Reproduce each line exactly, including spacing and punctuation.
==== Data extract ====
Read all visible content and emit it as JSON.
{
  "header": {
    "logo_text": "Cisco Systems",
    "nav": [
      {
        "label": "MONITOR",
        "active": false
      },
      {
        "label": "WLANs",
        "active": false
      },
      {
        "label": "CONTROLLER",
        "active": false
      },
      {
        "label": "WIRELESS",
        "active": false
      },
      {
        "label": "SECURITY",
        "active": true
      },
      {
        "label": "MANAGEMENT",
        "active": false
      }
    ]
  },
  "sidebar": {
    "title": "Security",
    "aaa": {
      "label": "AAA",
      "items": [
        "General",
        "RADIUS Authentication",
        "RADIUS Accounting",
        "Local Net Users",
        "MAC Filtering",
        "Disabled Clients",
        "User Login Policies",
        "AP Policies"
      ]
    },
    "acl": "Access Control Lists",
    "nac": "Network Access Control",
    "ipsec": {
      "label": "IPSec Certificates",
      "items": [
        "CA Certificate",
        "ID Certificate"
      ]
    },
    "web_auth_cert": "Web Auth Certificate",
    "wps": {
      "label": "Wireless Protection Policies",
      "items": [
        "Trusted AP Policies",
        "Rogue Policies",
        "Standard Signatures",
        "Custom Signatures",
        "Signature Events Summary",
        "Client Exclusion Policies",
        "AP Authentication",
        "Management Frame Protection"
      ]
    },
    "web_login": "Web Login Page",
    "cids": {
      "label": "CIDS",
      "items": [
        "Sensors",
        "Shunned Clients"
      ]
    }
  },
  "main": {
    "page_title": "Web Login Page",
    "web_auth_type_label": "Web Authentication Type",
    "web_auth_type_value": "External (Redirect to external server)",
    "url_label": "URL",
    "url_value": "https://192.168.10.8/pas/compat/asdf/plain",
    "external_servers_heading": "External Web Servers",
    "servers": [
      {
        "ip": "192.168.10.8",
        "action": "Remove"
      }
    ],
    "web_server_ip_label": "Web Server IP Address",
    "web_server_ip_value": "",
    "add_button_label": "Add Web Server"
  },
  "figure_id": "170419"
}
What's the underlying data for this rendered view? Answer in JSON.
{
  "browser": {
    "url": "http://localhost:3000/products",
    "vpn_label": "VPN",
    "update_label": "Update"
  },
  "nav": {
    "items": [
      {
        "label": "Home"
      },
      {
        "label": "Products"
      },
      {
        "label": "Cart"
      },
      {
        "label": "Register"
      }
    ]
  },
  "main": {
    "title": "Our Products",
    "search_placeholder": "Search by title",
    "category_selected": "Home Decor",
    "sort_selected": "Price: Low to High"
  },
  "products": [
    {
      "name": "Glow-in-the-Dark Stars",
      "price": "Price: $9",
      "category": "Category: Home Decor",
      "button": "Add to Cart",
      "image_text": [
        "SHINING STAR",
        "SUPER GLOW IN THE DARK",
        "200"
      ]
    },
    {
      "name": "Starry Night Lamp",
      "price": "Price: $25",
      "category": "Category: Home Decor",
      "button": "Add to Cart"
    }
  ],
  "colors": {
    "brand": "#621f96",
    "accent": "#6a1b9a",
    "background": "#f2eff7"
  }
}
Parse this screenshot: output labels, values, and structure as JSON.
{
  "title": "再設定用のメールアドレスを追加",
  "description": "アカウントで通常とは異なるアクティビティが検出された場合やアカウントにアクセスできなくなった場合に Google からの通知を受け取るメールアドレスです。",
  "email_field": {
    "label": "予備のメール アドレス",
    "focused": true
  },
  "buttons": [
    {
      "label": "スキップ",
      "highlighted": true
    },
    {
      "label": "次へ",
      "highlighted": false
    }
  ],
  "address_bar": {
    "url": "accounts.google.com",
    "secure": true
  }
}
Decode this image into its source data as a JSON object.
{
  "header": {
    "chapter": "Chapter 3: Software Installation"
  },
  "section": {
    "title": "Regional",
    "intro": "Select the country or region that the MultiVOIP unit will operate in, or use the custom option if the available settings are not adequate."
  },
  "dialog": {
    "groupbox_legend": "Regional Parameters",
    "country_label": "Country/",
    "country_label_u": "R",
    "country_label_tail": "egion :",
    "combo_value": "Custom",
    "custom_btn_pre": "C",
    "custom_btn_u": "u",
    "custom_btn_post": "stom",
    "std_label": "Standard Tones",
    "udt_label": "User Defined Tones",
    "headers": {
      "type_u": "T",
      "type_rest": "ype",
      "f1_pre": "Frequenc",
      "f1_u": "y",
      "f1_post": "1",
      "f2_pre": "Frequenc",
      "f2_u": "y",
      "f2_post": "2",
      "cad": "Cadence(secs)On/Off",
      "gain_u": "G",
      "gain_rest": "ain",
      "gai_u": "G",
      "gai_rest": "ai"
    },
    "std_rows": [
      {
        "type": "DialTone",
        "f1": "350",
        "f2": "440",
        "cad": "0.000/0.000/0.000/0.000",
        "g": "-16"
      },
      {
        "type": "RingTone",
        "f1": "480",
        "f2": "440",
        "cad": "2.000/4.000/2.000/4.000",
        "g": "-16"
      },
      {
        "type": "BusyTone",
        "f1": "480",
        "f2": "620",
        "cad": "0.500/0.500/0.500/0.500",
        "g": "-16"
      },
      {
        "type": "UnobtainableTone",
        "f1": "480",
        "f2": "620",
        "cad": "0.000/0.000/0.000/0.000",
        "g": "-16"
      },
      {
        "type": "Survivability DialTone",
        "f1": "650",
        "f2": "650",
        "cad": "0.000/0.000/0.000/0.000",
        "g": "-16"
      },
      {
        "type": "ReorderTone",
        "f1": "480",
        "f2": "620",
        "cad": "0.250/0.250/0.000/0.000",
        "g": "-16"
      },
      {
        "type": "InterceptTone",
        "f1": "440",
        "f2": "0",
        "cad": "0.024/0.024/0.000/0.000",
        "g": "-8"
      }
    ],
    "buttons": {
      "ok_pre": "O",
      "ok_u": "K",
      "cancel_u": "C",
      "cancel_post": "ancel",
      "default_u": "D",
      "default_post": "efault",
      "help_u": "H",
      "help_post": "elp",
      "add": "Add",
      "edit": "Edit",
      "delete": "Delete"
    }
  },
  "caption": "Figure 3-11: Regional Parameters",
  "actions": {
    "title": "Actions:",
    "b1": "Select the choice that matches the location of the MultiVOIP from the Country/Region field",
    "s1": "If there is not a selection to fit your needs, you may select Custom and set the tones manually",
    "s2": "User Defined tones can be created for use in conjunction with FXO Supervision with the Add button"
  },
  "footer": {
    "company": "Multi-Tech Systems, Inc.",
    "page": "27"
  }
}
====
#### Written response
Read all visible content and emit it as JSON.
{
  "header": {
    "logo_text": "Cisco Systems",
    "nav": [
      {
        "label": "MONITOR",
        "active": false
      },
      {
        "label": "WLANs",
        "active": false
      },
      {
        "label": "CONTROLLER",
        "active": false
      },
      {
        "label": "WIRELESS",
        "active": false
      },
      {
        "label": "SECURITY",
        "active": true
      },
      {
        "label": "MANAGEMENT",
        "active": false
      }
    ]
  },
  "sidebar": {
    "title": "Security",
    "aaa": {
      "label": "AAA",
      "items": [
        "General",
        "RADIUS Authentication",
        "RADIUS Accounting",
        "Local Net Users",
        "MAC Filtering",
        "Disabled Clients",
        "User Login Policies",
        "AP Policies"
      ]
    },
    "acl": "Access Control Lists",
    "nac": "Network Access Control",
    "ipsec": {
      "label": "IPSec Certificates",
      "items": [
        "CA Certificate",
        "ID Certificate"
      ]
    },
    "web_auth_cert": "Web Auth Certificate",
    "wps": {
      "label": "Wireless Protection Policies",
      "items": [
        "Trusted AP Policies",
        "Rogue Policies",
        "Standard Signatures",
        "Custom Signatures",
        "Signature Events Summary",
        "Client Exclusion Policies",
        "AP Authentication",
        "Management Frame Protection"
      ]
    },
    "web_login": "Web Login Page",
    "cids": {
      "label": "CIDS",
      "items": [
        "Sensors",
        "Shunned Clients"
      ]
    }
  },
  "main": {
    "page_title": "Web Login Page",
    "web_auth_type_label": "Web Authentication Type",
    "web_auth_type_value": "External (Redirect to external server)",
    "url_label": "URL",
    "url_value": "https://192.168.10.8/pas/compat/asdf/plain",
    "external_servers_heading": "External Web Servers",
    "servers": [
      {
        "ip": "192.168.10.8",
        "action": "Remove"
      }
    ],
    "web_server_ip_label": "Web Server IP Address",
    "web_server_ip_value": "",
    "add_button_label": "Add Web Server"
  },
  "figure_id": "170419"
}
What's the underlying data for this rendered view? Answer in JSON.
{
  "browser": {
    "url": "http://localhost:3000/products",
    "vpn_label": "VPN",
    "update_label": "Update"
  },
  "nav": {
    "items": [
      {
        "label": "Home"
      },
      {
        "label": "Products"
      },
      {
        "label": "Cart"
      },
      {
        "label": "Register"
      }
    ]
  },
  "main": {
    "title": "Our Products",
    "search_placeholder": "Search by title",
    "category_selected": "Home Decor",
    "sort_selected": "Price: Low to High"
  },
  "products": [
    {
      "name": "Glow-in-the-Dark Stars",
      "price": "Price: $9",
      "category": "Category: Home Decor",
      "button": "Add to Cart",
      "image_text": [
        "SHINING STAR",
        "SUPER GLOW IN THE DARK",
        "200"
      ]
    },
    {
      "name": "Starry Night Lamp",
      "price": "Price: $25",
      "category": "Category: Home Decor",
      "button": "Add to Cart"
    }
  ],
  "colors": {
    "brand": "#621f96",
    "accent": "#6a1b9a",
    "background": "#f2eff7"
  }
}
Parse this screenshot: output labels, values, and structure as JSON.
{
  "title": "再設定用のメールアドレスを追加",
  "description": "アカウントで通常とは異なるアクティビティが検出された場合やアカウントにアクセスできなくなった場合に Google からの通知を受け取るメールアドレスです。",
  "email_field": {
    "label": "予備のメール アドレス",
    "focused": true
  },
  "buttons": [
    {
      "label": "スキップ",
      "highlighted": true
    },
    {
      "label": "次へ",
      "highlighted": false
    }
  ],
  "address_bar": {
    "url": "accounts.google.com",
    "secure": true
  }
}
Decode this image into its source data as a JSON object.
{
  "header": {
    "chapter": "Chapter 3: Software Installation"
  },
  "section": {
    "title": "Regional",
    "intro": "Select the country or region that the MultiVOIP unit will operate in, or use the custom option if the available settings are not adequate."
  },
  "dialog": {
    "groupbox_legend": "Regional Parameters",
    "country_label": "Country/",
    "country_label_u": "R",
    "country_label_tail": "egion :",
    "combo_value": "Custom",
    "custom_btn_pre": "C",
    "custom_btn_u": "u",
    "custom_btn_post": "stom",
    "std_label": "Standard Tones",
    "udt_label": "User Defined Tones",
    "headers": {
      "type_u": "T",
      "type_rest": "ype",
      "f1_pre": "Frequenc",
      "f1_u": "y",
      "f1_post": "1",
      "f2_pre": "Frequenc",
      "f2_u": "y",
      "f2_post": "2",
      "cad": "Cadence(secs)On/Off",
      "gain_u": "G",
      "gain_rest": "ain",
      "gai_u": "G",
      "gai_rest": "ai"
    },
    "std_rows": [
      {
        "type": "DialTone",
        "f1": "350",
        "f2": "440",
        "cad": "0.000/0.000/0.000/0.000",
        "g": "-16"
      },
      {
        "type": "RingTone",
        "f1": "480",
        "f2": "440",
        "cad": "2.000/4.000/2.000/4.000",
        "g": "-16"
      },
      {
        "type": "BusyTone",
        "f1": "480",
        "f2": "620",
        "cad": "0.500/0.500/0.500/0.500",
        "g": "-16"
      },
      {
        "type": "UnobtainableTone",
        "f1": "480",
        "f2": "620",
        "cad": "0.000/0.000/0.000/0.000",
        "g": "-16"
      },
      {
        "type": "Survivability DialTone",
        "f1": "650",
        "f2": "650",
        "cad": "0.000/0.000/0.000/0.000",
        "g": "-16"
      },
      {
        "type": "ReorderTone",
        "f1": "480",
        "f2": "620",
        "cad": "0.250/0.250/0.000/0.000",
        "g": "-16"
      },
      {
        "type": "InterceptTone",
        "f1": "440",
        "f2": "0",
        "cad": "0.024/0.024/0.000/0.000",
        "g": "-8"
      }
    ],
    "buttons": {
      "ok_pre": "O",
      "ok_u": "K",
      "cancel_u": "C",
      "cancel_post": "ancel",
      "default_u": "D",
      "default_post": "efault",
      "help_u": "H",
      "help_post": "elp",
      "add": "Add",
      "edit": "Edit",
      "delete": "Delete"
    }
  },
  "caption": "Figure 3-11: Regional Parameters",
  "actions": {
    "title": "Actions:",
    "b1": "Select the choice that matches the location of the MultiVOIP from the Country/Region field",
    "s1": "If there is not a selection to fit your needs, you may select Custom and set the tones manually",
    "s2": "User Defined tones can be created for use in conjunction with FXO Supervision with the Add button"
  },
  "footer": {
    "company": "Multi-Tech Systems, Inc.",
    "page": "27"
  }
}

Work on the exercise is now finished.